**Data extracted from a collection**
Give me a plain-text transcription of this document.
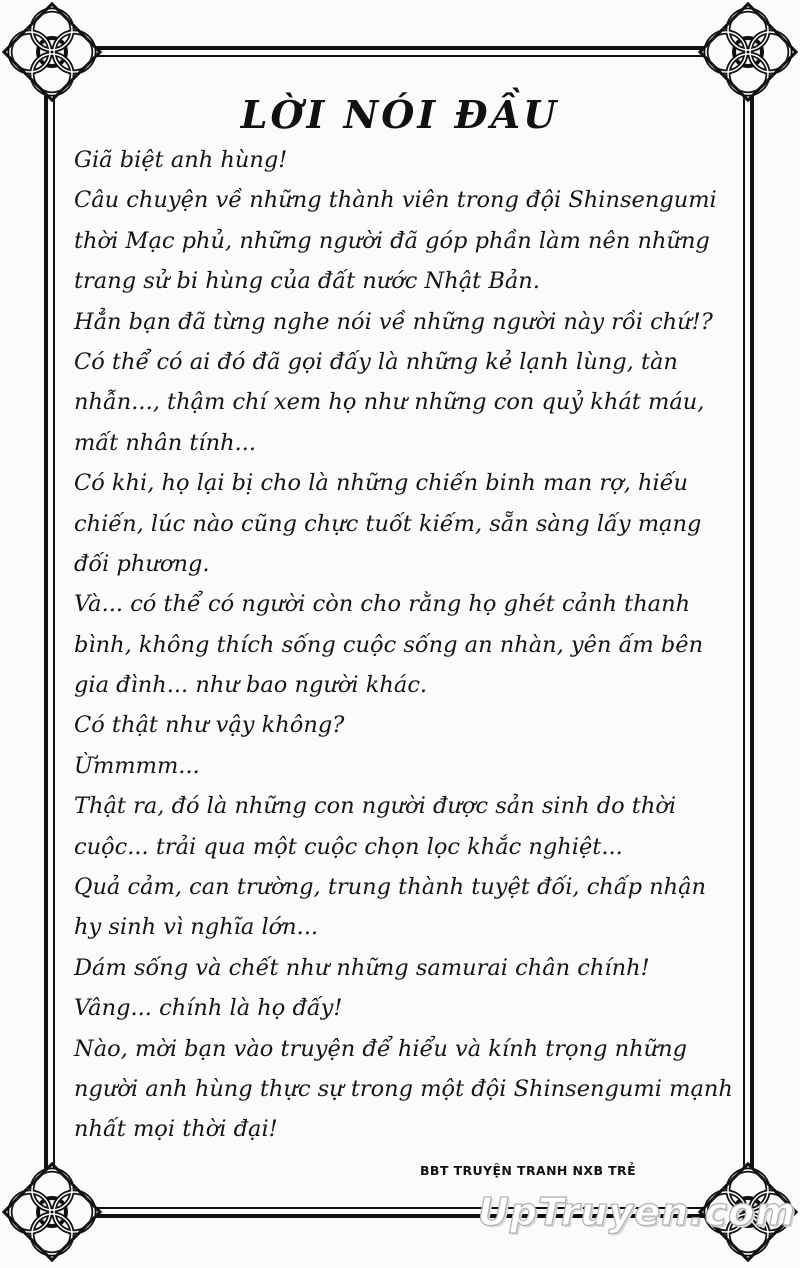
LỜI NÓI ĐẦU
Giã biệt anh hùng!
Câu chuyện về những thành viên trong đội Shinsengumi
thời Mạc phủ, những người đã góp phần làm nên những
trang sử bi hùng của đất nước Nhật Bản.
Hẳn bạn đã từng nghe nói về những người này rồi chứ!?
Có thể có ai đó đã gọi đấy là những kẻ lạnh lùng, tàn
nhẫn..., thậm chí xem họ như những con quỷ khát máu,
mất nhân tính...
Có khi, họ lại bị cho là những chiến binh man rợ, hiếu
chiến, lúc nào cũng chực tuốt kiếm, sẵn sàng lấy mạng
đối phương.
Và... có thể có người còn cho rằng họ ghét cảnh thanh
bình, không thích sống cuộc sống an nhàn, yên ấm bên
gia đình... như bao người khác.
Có thật như vậy không?
Ừmmmm...
Thật ra, đó là những con người được sản sinh do thời
cuộc... trải qua một cuộc chọn lọc khắc nghiệt...
Quả cảm, can trường, trung thành tuyệt đối, chấp nhận
hy sinh vì nghĩa lớn...
Dám sống và chết như những samurai chân chính!
Vâng... chính là họ đấy!
Nào, mời bạn vào truyện để hiểu và kính trọng những
người anh hùng thực sự trong một đội Shinsengumi mạnh
nhất mọi thời đại!
BBT TRUYỆN TRANH NXB TRẺ
UpTruyen.com
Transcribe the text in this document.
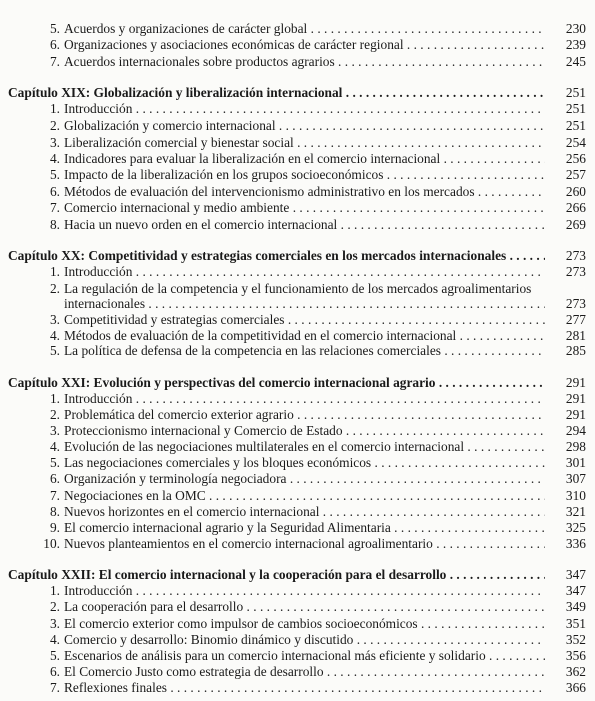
5. Acuerdos y organizaciones de carácter global . . .	230
6. Organizaciones y asociaciones económicas de carácter regional . . .	239
7. Acuerdos internacionales sobre productos agrarios . . .	245
Capítulo XIX: Globalización y liberalización internacional . . .	251
1. Introducción . . .	251
2. Globalización y comercio internacional . . .	251
3. Liberalización comercial y bienestar social . . .	254
4. Indicadores para evaluar la liberalización en el comercio internacional . . .	256
5. Impacto de la liberalización en los grupos socioeconómicos . . .	257
6. Métodos de evaluación del intervencionismo administrativo en los mercados . . .	260
7. Comercio internacional y medio ambiente . . .	266
8. Hacia un nuevo orden en el comercio internacional . . .	269
Capítulo XX: Competitividad y estrategias comerciales en los mercados internacionales . . .	273
1. Introducción . . .	273
2. La regulación de la competencia y el funcionamiento de los mercados agroalimentarios
internacionales . . .	273
3. Competitividad y estrategias comerciales . . .	277
4. Métodos de evaluación de la competitividad en el comercio internacional . . .	281
5. La política de defensa de la competencia en las relaciones comerciales . . .	285
Capítulo XXI: Evolución y perspectivas del comercio internacional agrario . . .	291
1. Introducción . . .	291
2. Problemática del comercio exterior agrario . . .	291
3. Proteccionismo internacional y Comercio de Estado . . .	294
4. Evolución de las negociaciones multilaterales en el comercio internacional . . .	298
5. Las negociaciones comerciales y los bloques económicos . . .	301
6. Organización y terminología negociadora . . .	307
7. Negociaciones en la OMC . . .	310
8. Nuevos horizontes en el comercio internacional . . .	321
9. El comercio internacional agrario y la Seguridad Alimentaria . . .	325
10. Nuevos planteamientos en el comercio internacional agroalimentario . . .	336
Capítulo XXII: El comercio internacional y la cooperación para el desarrollo . . .	347
1. Introducción . . .	347
2. La cooperación para el desarrollo . . .	349
3. El comercio exterior como impulsor de cambios socioeconómicos . . .	351
4. Comercio y desarrollo: Binomio dinámico y discutido . . .	352
5. Escenarios de análisis para un comercio internacional más eficiente y solidario . . .	356
6. El Comercio Justo como estrategia de desarrollo . . .	362
7. Reflexiones finales . . .	366
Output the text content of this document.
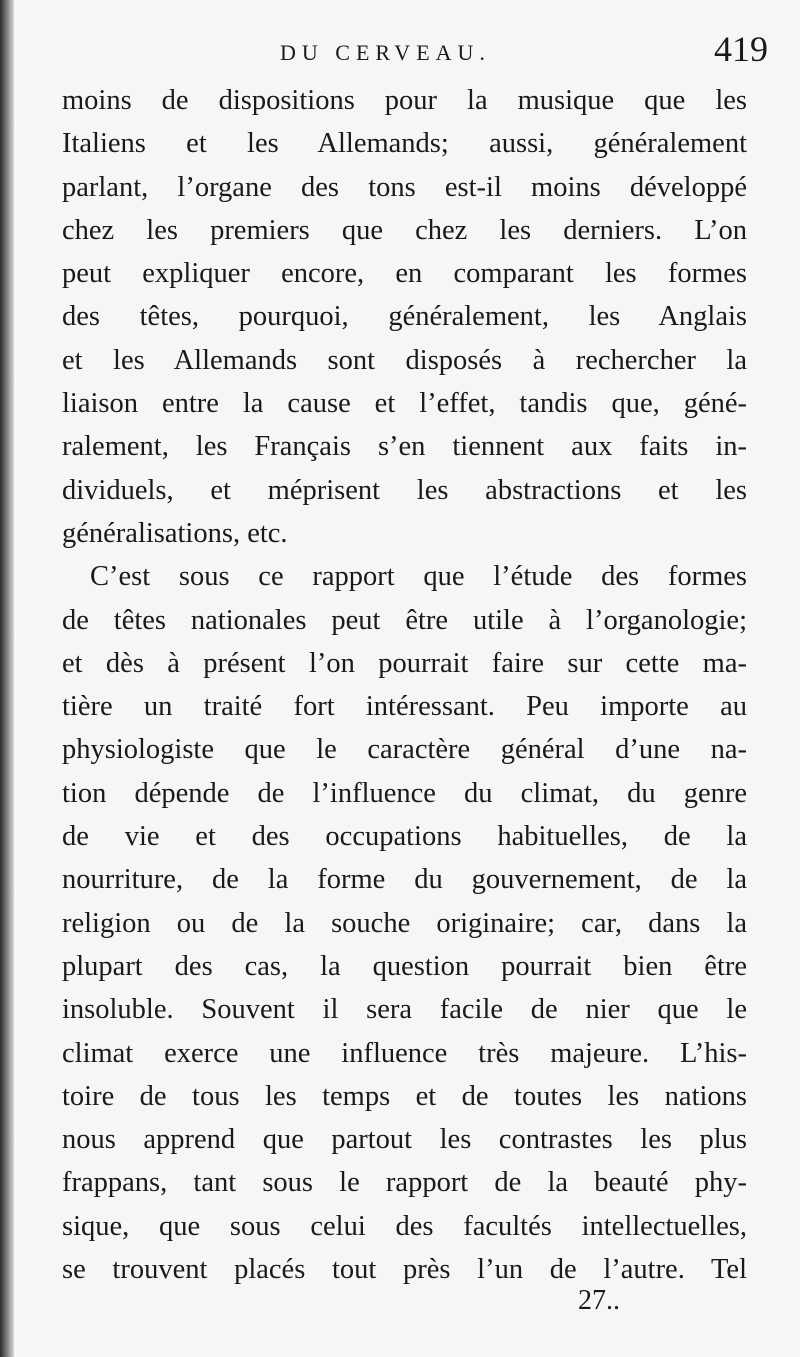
DU CERVEAU.	419
moins de dispositions pour la musique que les
Italiens et les Allemands; aussi, généralement
parlant, l’organe des tons est-il moins développé
chez les premiers que chez les derniers. L’on
peut expliquer encore, en comparant les formes
des têtes, pourquoi, généralement, les Anglais
et les Allemands sont disposés à rechercher la
liaison entre la cause et l’effet, tandis que, géné-
ralement, les Français s’en tiennent aux faits in-
dividuels, et méprisent les abstractions et les
généralisations, etc.
C’est sous ce rapport que l’étude des formes
de têtes nationales peut être utile à l’organologie;
et dès à présent l’on pourrait faire sur cette ma-
tière un traité fort intéressant. Peu importe au
physiologiste que le caractère général d’une na-
tion dépende de l’influence du climat, du genre
de vie et des occupations habituelles, de la
nourriture, de la forme du gouvernement, de la
religion ou de la souche originaire; car, dans la
plupart des cas, la question pourrait bien être
insoluble. Souvent il sera facile de nier que le
climat exerce une influence très majeure. L’his-
toire de tous les temps et de toutes les nations
nous apprend que partout les contrastes les plus
frappans, tant sous le rapport de la beauté phy-
sique, que sous celui des facultés intellectuelles,
se trouvent placés tout près l’un de l’autre. Tel
27..
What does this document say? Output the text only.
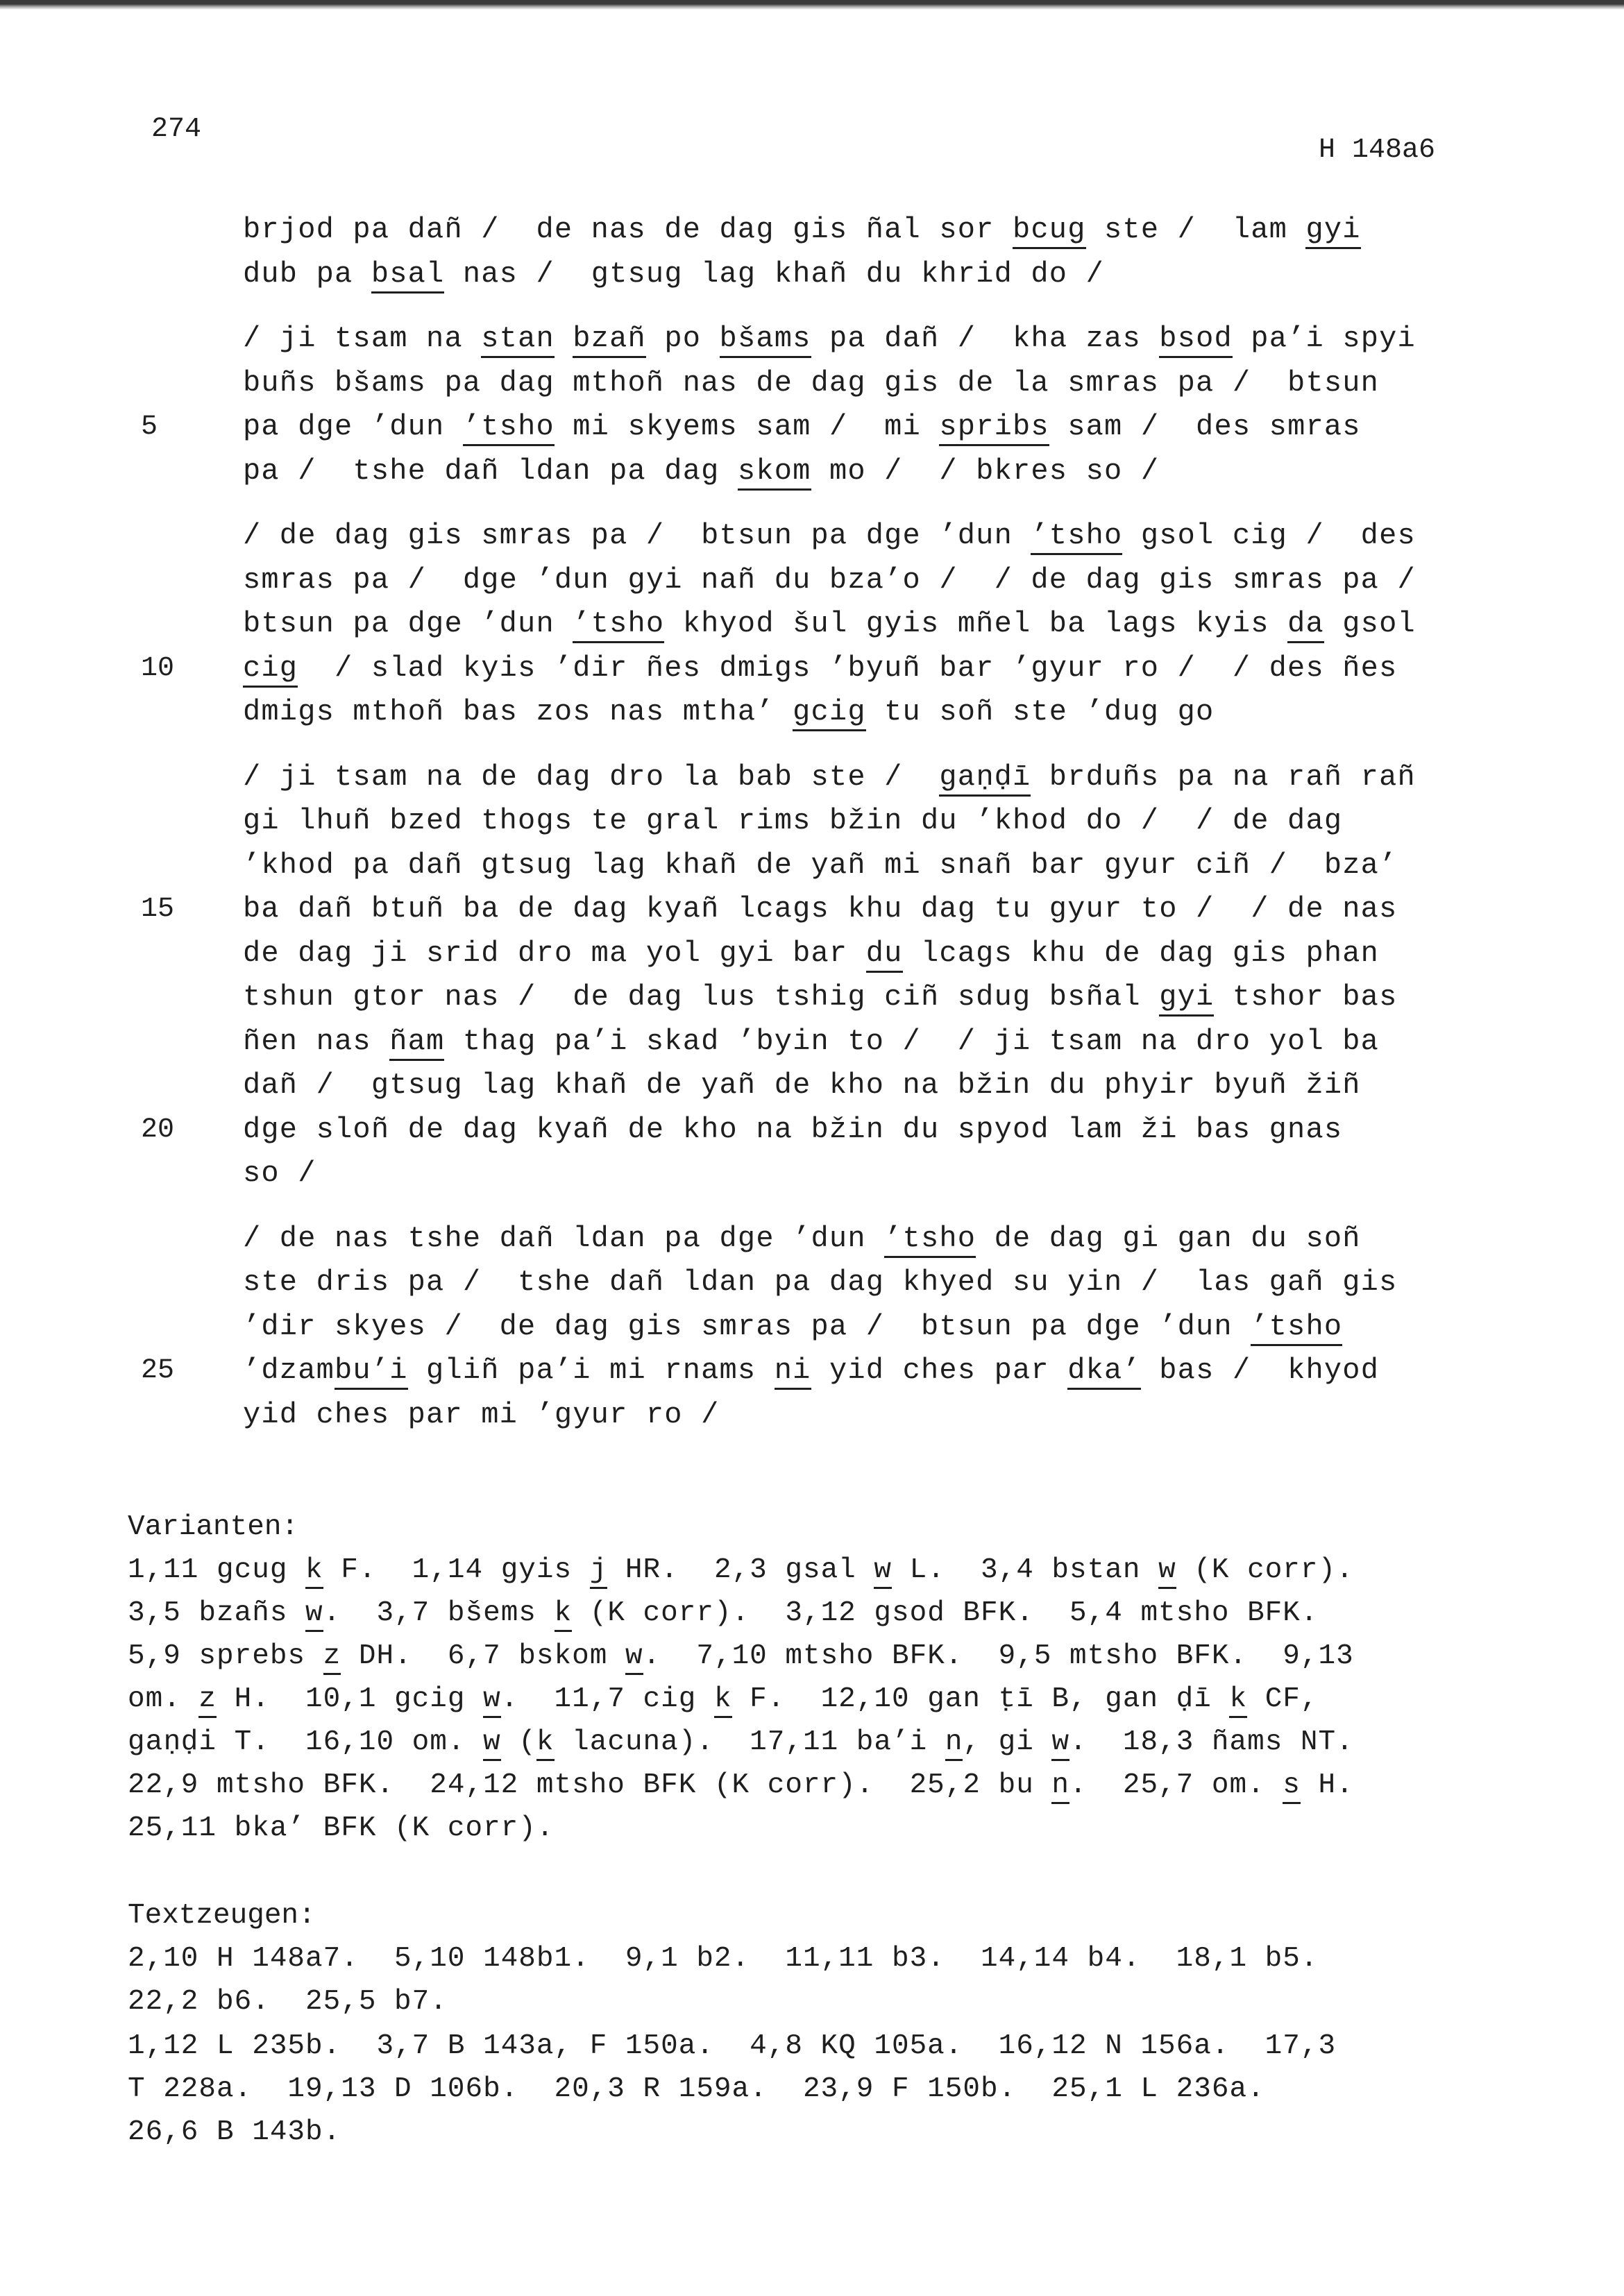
274
H 148a6
brjod pa dañ /  de nas de dag gis ñal sor bcug ste /  lam gyi
dub pa bsal nas /  gtsug lag khañ du khrid do /
/ ji tsam na stan bzañ po bšams pa dañ /  kha zas bsod pa’i spyi
buñs bšams pa dag mthoñ nas de dag gis de la smras pa /  btsun
5	pa dge ’dun ’tsho mi skyems sam /  mi spribs sam /  des smras
pa /  tshe dañ ldan pa dag skom mo /  / bkres so /
/ de dag gis smras pa /  btsun pa dge ’dun ’tsho gsol cig /  des
smras pa /  dge ’dun gyi nañ du bza’o /  / de dag gis smras pa /
btsun pa dge ’dun ’tsho khyod šul gyis mñel ba lags kyis da gsol
10 cig  / slad kyis ’dir ñes dmigs ’byuñ bar ’gyur ro /  / des ñes
dmigs mthoñ bas zos nas mtha’ gcig tu soñ ste ’dug go
/ ji tsam na de dag dro la bab ste /  gaṇḍī brduñs pa na rañ rañ
gi lhuñ bzed thogs te gral rims bžin du ’khod do /  / de dag
’khod pa dañ gtsug lag khañ de yañ mi snañ bar gyur ciñ /  bza’
15 ba dañ btuñ ba de dag kyañ lcags khu dag tu gyur to /  / de nas
de dag ji srid dro ma yol gyi bar du lcags khu de dag gis phan
tshun gtor nas /  de dag lus tshig ciñ sdug bsñal gyi tshor bas
ñen nas ñam thag pa’i skad ’byin to /  / ji tsam na dro yol ba
dañ /  gtsug lag khañ de yañ de kho na bžin du phyir byuñ žiñ
20 dge sloñ de dag kyañ de kho na bžin du spyod lam ži bas gnas
so /
/ de nas tshe dañ ldan pa dge ’dun ’tsho de dag gi gan du soñ
ste dris pa /  tshe dañ ldan pa dag khyed su yin /  las gañ gis
’dir skyes /  de dag gis smras pa /  btsun pa dge ’dun ’tsho
25 ’dzambu’i gliñ pa’i mi rnams ni yid ches par dka’ bas /  khyod
yid ches par mi ’gyur ro /
Varianten:
1,11 gcug k F.  1,14 gyis j HR.  2,3 gsal w L.  3,4 bstan w (K corr).
3,5 bzañs w.  3,7 bšems k (K corr).  3,12 gsod BFK.  5,4 mtsho BFK.
5,9 sprebs z DH.  6,7 bskom w.  7,10 mtsho BFK.  9,5 mtsho BFK.  9,13
om. z H.  10,1 gcig w.  11,7 cig k F.  12,10 gan ṭī B, gan ḍī k CF,
gaṇḍi T.  16,10 om. w (k lacuna).  17,11 ba’i n, gi w.  18,3 ñams NT.
22,9 mtsho BFK.  24,12 mtsho BFK (K corr).  25,2 bu n.  25,7 om. s H.
25,11 bka’ BFK (K corr).
Textzeugen:
2,10 H 148a7.  5,10 148b1.  9,1 b2.  11,11 b3.  14,14 b4.  18,1 b5.
22,2 b6.  25,5 b7.
1,12 L 235b.  3,7 B 143a, F 150a.  4,8 KQ 105a.  16,12 N 156a.  17,3
T 228a.  19,13 D 106b.  20,3 R 159a.  23,9 F 150b.  25,1 L 236a.
26,6 B 143b.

**Instruction**
Give the number of lines above that hold the word "desarrollo", and nothing more.

**Answer below**
4